* [Exercise objective] Retype each entry below, keeping every character the same.

* [Given entries]
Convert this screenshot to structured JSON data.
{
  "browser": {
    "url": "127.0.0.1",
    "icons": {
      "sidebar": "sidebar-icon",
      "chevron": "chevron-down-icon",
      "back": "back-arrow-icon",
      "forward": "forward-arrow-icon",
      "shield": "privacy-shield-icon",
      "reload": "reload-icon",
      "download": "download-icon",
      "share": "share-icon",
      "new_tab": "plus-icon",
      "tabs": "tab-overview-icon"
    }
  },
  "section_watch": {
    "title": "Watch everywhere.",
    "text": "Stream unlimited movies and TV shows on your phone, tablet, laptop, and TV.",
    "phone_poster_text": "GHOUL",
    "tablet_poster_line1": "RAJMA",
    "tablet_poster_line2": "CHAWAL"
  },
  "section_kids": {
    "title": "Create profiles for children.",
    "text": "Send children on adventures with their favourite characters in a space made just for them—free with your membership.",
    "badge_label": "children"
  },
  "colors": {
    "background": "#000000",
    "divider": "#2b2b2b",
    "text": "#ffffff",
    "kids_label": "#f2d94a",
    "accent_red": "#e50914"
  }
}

* [Task output]
Convert this screenshot to structured JSON data.
{
  "browser": {
    "url": "127.0.0.1",
    "icons": {
      "sidebar": "sidebar-icon",
      "chevron": "chevron-down-icon",
      "back": "back-arrow-icon",
      "forward": "forward-arrow-icon",
      "shield": "privacy-shield-icon",
      "reload": "reload-icon",
      "download": "download-icon",
      "share": "share-icon",
      "new_tab": "plus-icon",
      "tabs": "tab-overview-icon"
    }
  },
  "section_watch": {
    "title": "Watch everywhere.",
    "text": "Stream unlimited movies and TV shows on your phone, tablet, laptop, and TV.",
    "phone_poster_text": "GHOUL",
    "tablet_poster_line1": "RAJMA",
    "tablet_poster_line2": "CHAWAL"
  },
  "section_kids": {
    "title": "Create profiles for children.",
    "text": "Send children on adventures with their favourite characters in a space made just for them—free with your membership.",
    "badge_label": "children"
  },
  "colors": {
    "background": "#000000",
    "divider": "#2b2b2b",
    "text": "#ffffff",
    "kids_label": "#f2d94a",
    "accent_red": "#e50914"
  }
}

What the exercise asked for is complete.